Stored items
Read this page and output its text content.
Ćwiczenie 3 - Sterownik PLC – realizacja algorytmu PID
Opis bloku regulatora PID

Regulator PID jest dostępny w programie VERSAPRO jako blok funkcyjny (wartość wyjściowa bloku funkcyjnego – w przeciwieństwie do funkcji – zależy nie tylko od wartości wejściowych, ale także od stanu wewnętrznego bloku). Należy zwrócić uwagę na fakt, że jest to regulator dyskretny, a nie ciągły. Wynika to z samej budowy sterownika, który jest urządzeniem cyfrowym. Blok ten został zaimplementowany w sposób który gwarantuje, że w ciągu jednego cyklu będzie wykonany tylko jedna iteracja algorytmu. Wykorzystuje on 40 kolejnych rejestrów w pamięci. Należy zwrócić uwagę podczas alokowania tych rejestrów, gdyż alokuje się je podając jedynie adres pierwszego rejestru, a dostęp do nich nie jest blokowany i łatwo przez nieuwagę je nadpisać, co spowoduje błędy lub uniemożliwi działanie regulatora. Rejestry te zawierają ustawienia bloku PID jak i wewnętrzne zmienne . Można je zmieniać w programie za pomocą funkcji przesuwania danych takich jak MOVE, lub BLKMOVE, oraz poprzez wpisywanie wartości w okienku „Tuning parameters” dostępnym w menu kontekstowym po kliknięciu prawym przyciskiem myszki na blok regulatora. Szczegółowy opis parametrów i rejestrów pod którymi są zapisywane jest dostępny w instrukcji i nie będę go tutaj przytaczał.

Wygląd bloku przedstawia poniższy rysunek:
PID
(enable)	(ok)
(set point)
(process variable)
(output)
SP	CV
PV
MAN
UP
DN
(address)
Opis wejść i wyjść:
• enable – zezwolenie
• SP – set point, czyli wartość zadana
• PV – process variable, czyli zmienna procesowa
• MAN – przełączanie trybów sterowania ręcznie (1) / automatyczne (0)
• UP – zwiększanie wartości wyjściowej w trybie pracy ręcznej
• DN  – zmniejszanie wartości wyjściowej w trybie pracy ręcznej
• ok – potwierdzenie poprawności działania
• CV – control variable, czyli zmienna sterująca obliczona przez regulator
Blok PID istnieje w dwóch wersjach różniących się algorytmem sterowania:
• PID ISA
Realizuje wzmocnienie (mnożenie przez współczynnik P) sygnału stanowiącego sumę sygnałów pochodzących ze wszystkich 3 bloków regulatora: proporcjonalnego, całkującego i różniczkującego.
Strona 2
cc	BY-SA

Exercise description:
Tally the lines in this data that hold the word "output" and state only the count.

Reply to the task:
2